[Start of Passage provided]

# dewalt tough system storage solution



## Rich D. (Oct 14, 2011)

For awhile now I've been trying to find a way to house all my hand tools on jobs. I wanted them to be tough, portable, waterproof, something I can lock up and even throw in the back of my truck and not worry about rain. 

I love systainers... But there not as strong as id like and are not waterproof. 

So I looked into dewalts new system.

I ordered 1 xl, 1 large, and 2 small cases online. It came to about 200$ not to bad. The only thing I didn't order is there hand truck that locks all the boxes up. I will order that eventually.

These cases are very strong. The material is atleast 3/16 thick and reinforced. Alot stronger then the Stanley waterproof boxes. I was impressed.

They have side spring loaded handles which I love. Also a top mounted handle. They nest on each other well with side clips to hold them together.

They also have a nice rubber gasket and a manual pressure relief valve.

Also the small cases have bins and a storage area to keep small parts in. 

The only thing I think they should of done different is better side clips to lock cases together. There pretty weak. You cant lift them when there locked together if you have some weight in the cases.

I also think there should of had an automatic pressure relief like the pelican cases.

Overall I think they will last.

Now the pics!!


----------



## chewy (May 23, 2010)

Can you put any mix of the cases on the hand truck or does it have to be a certain selection?


----------



## Rich D. (Oct 14, 2011)

More pics


----------



## Gary H (Dec 10, 2008)

I believe its any mix. The boxes are great and tough. Plus the latches are replacable, if one ever breaks.


----------



## Rich D. (Oct 14, 2011)

chewy said:


> Can you put any mix of the cases on the hand truck or does it have to be a certain selection?

[End of Passage provided]

Required tasks ::
1: In the forum thread on DeWalt Tough System cases, what did Rich D.'s online order come to?
2: From the forum thread on DeWalt Tough System cases, list each case size Rich D. ordered online and how many of each.
3: Carry on the forum thread about DeWalt Tough System cases, picking up right after its final line.

[Start of Entries provided]

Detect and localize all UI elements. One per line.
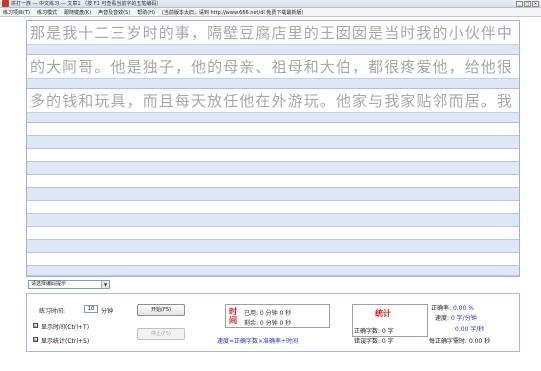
blank-line: [27, 175, 519, 188]
error-count: 错误字数: 0 字: [354, 338, 394, 345]
practice-time-label: 练习时间:: [39, 308, 66, 315]
text-line: 多的钱和玩具，而且每天放任他在外游玩。他家与我家贴邻而居。我: [27, 89, 519, 113]
blank-line: [27, 227, 519, 240]
blank-line: [27, 253, 519, 266]
app-icon: [2, 0, 9, 7]
blank-line: [27, 123, 519, 136]
speed-per-sec: 0.00 字/秒: [455, 326, 485, 333]
stats-title: 统计: [375, 309, 391, 318]
menu-sound[interactable]: 声音及音效(S): [98, 9, 130, 16]
per-char-value: 0.00 秒: [468, 338, 491, 345]
menu-practice-items[interactable]: 练习项目(T): [3, 9, 30, 16]
time-title: 时间: [229, 307, 237, 325]
update-notice[interactable]: (当前版本太旧，请到 http://www.666.net/dl 免费下载最新版…: [162, 9, 303, 16]
minimize-button[interactable]: _: [516, 1, 523, 7]
correct-count: 正确字数: 0 字: [354, 328, 394, 335]
time-elapsed: 已用: 0 分钟 0 秒: [244, 310, 292, 317]
minutes-label: 分钟: [101, 308, 114, 315]
close-button[interactable]: ×: [532, 1, 539, 7]
text-line: 那是我十二三岁时的事，隔壁豆腐店里的王囡囡是当时我的小伙伴中: [27, 21, 519, 45]
control-panel: 练习时间: 10 分钟 ☑ 显示时间(Ctrl+T) ☑ 显示统计(Ctrl+S…: [26, 293, 520, 352]
time-box: 时间 已用: 0 分钟 0 秒 剩余: 0 分钟 0 秒: [225, 304, 330, 328]
menu-bar: 练习项目(T) 练习模式 跟随键盘(K) 声音及音效(S) 帮助(H) (当前版…: [0, 8, 541, 17]
blank-line[interactable]: [27, 214, 519, 227]
blank-line: [27, 201, 519, 214]
practice-area[interactable]: 那是我十二三岁时的事，隔壁豆腐店里的王囡囡是当时我的小伙伴中 的大阿哥。他是独子…: [26, 20, 520, 277]
speed-formula: 速度=正确字数×准确率÷时间: [217, 338, 299, 345]
line-text: 的大阿哥。他是独子，他的母亲、祖母和大伯，都很疼爱他，给他很: [30, 58, 514, 76]
input-line[interactable]: [27, 45, 519, 55]
blank-line[interactable]: [27, 266, 519, 276]
code-hint-select[interactable]: 请选择编码提示 ▼: [28, 280, 110, 289]
per-char-label: 每正确字需时:: [429, 338, 468, 345]
blank-line[interactable]: [27, 136, 519, 149]
blank-line[interactable]: [27, 162, 519, 175]
input-line[interactable]: [27, 79, 519, 89]
input-line[interactable]: [27, 113, 519, 123]
accuracy-value: 0.00 %: [452, 305, 474, 312]
app-window: 拼打一族 — 中文练习 — 文章1 （按 F1 可查看当前字的五笔编码） _ □…: [0, 0, 541, 371]
show-time-label: 显示时间(Ctrl+T): [41, 324, 90, 331]
practice-time-input[interactable]: 10: [84, 305, 98, 313]
maximize-button[interactable]: □: [524, 1, 531, 7]
speed-per-min: 0 字/分钟: [450, 315, 477, 322]
show-stats-label: 显示统计(Ctrl+S): [41, 338, 90, 345]
show-time-checkbox[interactable]: ☑: [33, 323, 38, 328]
blank-line[interactable]: [27, 240, 519, 253]
time-remaining: 剩余: 0 分钟 0 秒: [244, 320, 292, 327]
menu-practice-mode[interactable]: 练习模式: [37, 9, 57, 16]
menu-help[interactable]: 帮助(H): [137, 9, 155, 16]
blank-line[interactable]: [27, 188, 519, 201]
code-hint-value: 请选择编码提示: [31, 281, 67, 287]
line-text: 那是我十二三岁时的事，隔壁豆腐店里的王囡囡是当时我的小伙伴中: [30, 24, 514, 42]
line-text: 多的钱和玩具，而且每天放任他在外游玩。他家与我家贴邻而居。我: [30, 92, 514, 110]
window-title: 拼打一族 — 中文练习 — 文章1 （按 F1 可查看当前字的五笔编码）: [11, 1, 162, 7]
speed-label: 速度:: [435, 315, 450, 322]
blank-line: [27, 149, 519, 162]
stop-button[interactable]: 停止(F5): [137, 328, 185, 340]
title-bar: 拼打一族 — 中文练习 — 文章1 （按 F1 可查看当前字的五笔编码） _ □…: [0, 0, 541, 8]
window-controls: _ □ ×: [516, 1, 539, 7]
text-line: 的大阿哥。他是独子，他的母亲、祖母和大伯，都很疼爱他，给他很: [27, 55, 519, 79]
accuracy-label: 正确率:: [431, 305, 452, 312]
start-button[interactable]: 开始(F5): [137, 304, 185, 316]
chevron-down-icon[interactable]: ▼: [101, 281, 109, 288]
menu-follow-keyboard[interactable]: 跟随键盘(K): [64, 9, 91, 16]
show-stats-checkbox[interactable]: ☑: [33, 337, 38, 342]
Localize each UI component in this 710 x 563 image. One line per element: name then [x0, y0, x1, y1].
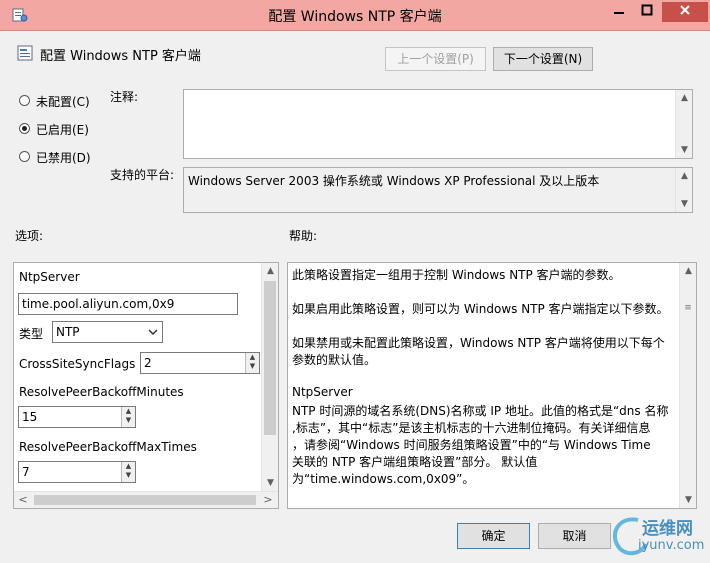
scroll-down-icon[interactable]: ▼ [676, 196, 693, 212]
radio-not-configured[interactable]: 未配置(C) [19, 94, 99, 109]
watermark-text: 运维网 [642, 519, 693, 539]
stepper-buttons[interactable]: ▲ ▼ [121, 462, 135, 482]
radio-disabled[interactable]: 已禁用(D) [19, 150, 99, 165]
platform-label: 支持的平台: [110, 168, 175, 182]
options-vscrollbar[interactable]: ▲ ▼ [261, 263, 278, 491]
platform-text: Windows Server 2003 操作系统或 Windows XP Pro… [188, 174, 600, 188]
maximize-button[interactable] [632, 2, 662, 22]
help-line: NtpServer [292, 385, 353, 399]
crosssite-value: 2 [144, 356, 152, 370]
platform-scrollbar[interactable]: ▲ ▼ [675, 168, 692, 212]
help-line: ,标志”，其中“标志”是该主机标志的十六进制位掩码。有关详细信息 [292, 421, 651, 435]
help-vscrollbar[interactable]: ▲ ≡ ▼ [679, 263, 696, 508]
stepper-down-icon[interactable]: ▼ [246, 362, 259, 371]
title-bar[interactable]: 配置 Windows NTP 客户端 [0, 0, 710, 31]
scroll-up-icon[interactable]: ▲ [676, 90, 693, 106]
stepper-down-icon[interactable]: ▼ [122, 471, 135, 480]
watermark-subtext: iyunv.com [638, 538, 705, 553]
scroll-down-icon[interactable]: ▼ [262, 475, 279, 491]
options-panel: NtpServer time.pool.aliyun.com,0x9 类型 NT… [13, 262, 279, 509]
stepper-buttons[interactable]: ▲ ▼ [245, 353, 259, 373]
policy-name: 配置 Windows NTP 客户端 [40, 49, 201, 64]
radio-indicator [19, 95, 30, 106]
comment-scrollbar[interactable]: ▲ ▼ [675, 90, 692, 158]
watermark-logo: 运维网 iyunv.com [608, 512, 708, 560]
minimize-icon [614, 12, 624, 14]
radio-indicator [19, 151, 30, 162]
scroll-down-icon[interactable]: ▼ [676, 142, 693, 158]
backoff-minutes-stepper[interactable]: 15 ▲ ▼ [18, 406, 136, 428]
radio-label: 已禁用(D) [36, 151, 91, 165]
help-panel: 此策略设置指定一组用于控制 Windows NTP 客户端的参数。 如果启用此策… [287, 262, 697, 509]
radio-label: 已启用(E) [36, 123, 89, 137]
scroll-up-icon[interactable]: ▲ [262, 263, 279, 279]
cancel-button[interactable]: 取消 [538, 523, 611, 549]
help-label: 帮助: [289, 229, 318, 243]
radio-indicator [19, 123, 30, 134]
help-line: 参数的默认值。 [292, 353, 377, 367]
platform-box: Windows Server 2003 操作系统或 Windows XP Pro… [183, 167, 693, 213]
ok-button[interactable]: 确定 [457, 523, 530, 549]
stepper-up-icon[interactable]: ▲ [122, 407, 135, 416]
stepper-buttons[interactable]: ▲ ▼ [121, 407, 135, 427]
help-line: 为“time.windows.com,0x09”。 [292, 472, 475, 486]
chevron-down-icon [148, 329, 158, 336]
ntpserver-label: NtpServer [19, 270, 80, 284]
comment-label: 注释: [110, 90, 139, 104]
help-line: 此策略设置指定一组用于控制 Windows NTP 客户端的参数。 [292, 268, 621, 282]
scroll-thumb[interactable] [264, 281, 276, 435]
scroll-down-icon[interactable]: ▼ [680, 492, 697, 508]
next-setting-button[interactable]: 下一个设置(N) [493, 47, 593, 71]
radio-enabled[interactable]: 已启用(E) [19, 122, 99, 137]
scroll-right-icon[interactable]: > [261, 493, 275, 506]
close-icon [680, 5, 690, 15]
help-line: ，请参阅“Windows 时间服务组策略设置”中的“与 Windows Time [292, 438, 651, 452]
help-line: 如果禁用或未配置此策略设置，Windows NTP 客户端将使用以下每个 [292, 336, 665, 350]
stepper-down-icon[interactable]: ▼ [122, 416, 135, 425]
options-hscrollbar[interactable]: < > [14, 491, 278, 508]
comment-textarea[interactable]: ▲ ▼ [183, 89, 693, 159]
backoff-minutes-value: 15 [22, 410, 38, 424]
help-line: 关联的 NTP 客户端组策略设置”部分。 默认值 [292, 455, 538, 469]
scroll-thumb[interactable] [34, 495, 256, 505]
radio-label: 未配置(C) [36, 95, 90, 109]
stepper-up-icon[interactable]: ▲ [246, 353, 259, 362]
help-line: NTP 时间源的域名系统(DNS)名称或 IP 地址。此值的格式是“dns 名称 [292, 404, 669, 418]
scroll-left-icon[interactable]: < [16, 493, 30, 506]
options-label: 选项: [15, 229, 44, 243]
stepper-up-icon[interactable]: ▲ [122, 462, 135, 471]
type-select-value: NTP [56, 325, 80, 339]
help-line: 如果启用此策略设置，则可以为 Windows NTP 客户端指定以下参数。 [292, 302, 669, 316]
crosssite-stepper[interactable]: 2 ▲ ▼ [140, 352, 260, 374]
scroll-up-icon[interactable]: ▲ [680, 263, 697, 279]
policy-setting-icon [17, 45, 33, 61]
previous-setting-button[interactable]: 上一个设置(P) [385, 47, 486, 71]
backoff-max-stepper[interactable]: 7 ▲ ▼ [18, 461, 136, 483]
backoff-minutes-label: ResolvePeerBackoffMinutes [19, 385, 184, 399]
scroll-up-icon[interactable]: ▲ [676, 168, 693, 184]
crosssite-label: CrossSiteSyncFlags [19, 357, 136, 371]
type-label: 类型 [19, 327, 44, 341]
ntpserver-input[interactable]: time.pool.aliyun.com,0x9 [18, 293, 238, 315]
backoff-max-label: ResolvePeerBackoffMaxTimes [19, 440, 197, 454]
type-select[interactable]: NTP [52, 321, 163, 343]
maximize-icon [641, 4, 653, 16]
close-button[interactable] [662, 2, 708, 22]
scroll-grip-icon[interactable]: ≡ [683, 304, 693, 335]
backoff-max-value: 7 [22, 465, 30, 479]
minimize-button[interactable] [604, 2, 634, 22]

[End of Entries provided]

Expected answers ::
1: About $200.

2: One XL case, one large case, and two small cases.

3:
Yes there are many different combinations of how many or what size boxes can fit on the cart. They give you a book with the combinations.

The cool thing about the cart is you can lock them all up by sliding a bar over. Also you can take the bottom box out without touching anything else.


----------



## Gary H (Dec 10, 2008)

Rich D. said:


> More pics
> 
> 
> View attachment 75857
> ...


Nice:thumbsup:


----------



## Rich D. (Oct 14, 2011)

Here's the cart


----------



## Gary H (Dec 10, 2008)

I like the cart.


----------



## Rich D. (Oct 14, 2011)

Gary H said:


> I like the cart.


I think its 180$ I want it real bad.


----------



## bdoles (Sep 11, 2007)

Pretty nice, where did you find all of that for $200 ?


----------



## Rich D. (Oct 14, 2011)

bdoles said:


> Pretty nice, where did you find all of that for $200 ?


Acmetools.com


----------



## overanalyze (Dec 28, 2010)

Rich D. said:


> I think its 180$ I want it real bad.


I want it just cause it says Dewalt..lol! Seriously though it looks like a real good alternative to the Festool setup. I am looking for a new setup and like the cart...


----------



## ohiohomedoctor (Dec 26, 2010)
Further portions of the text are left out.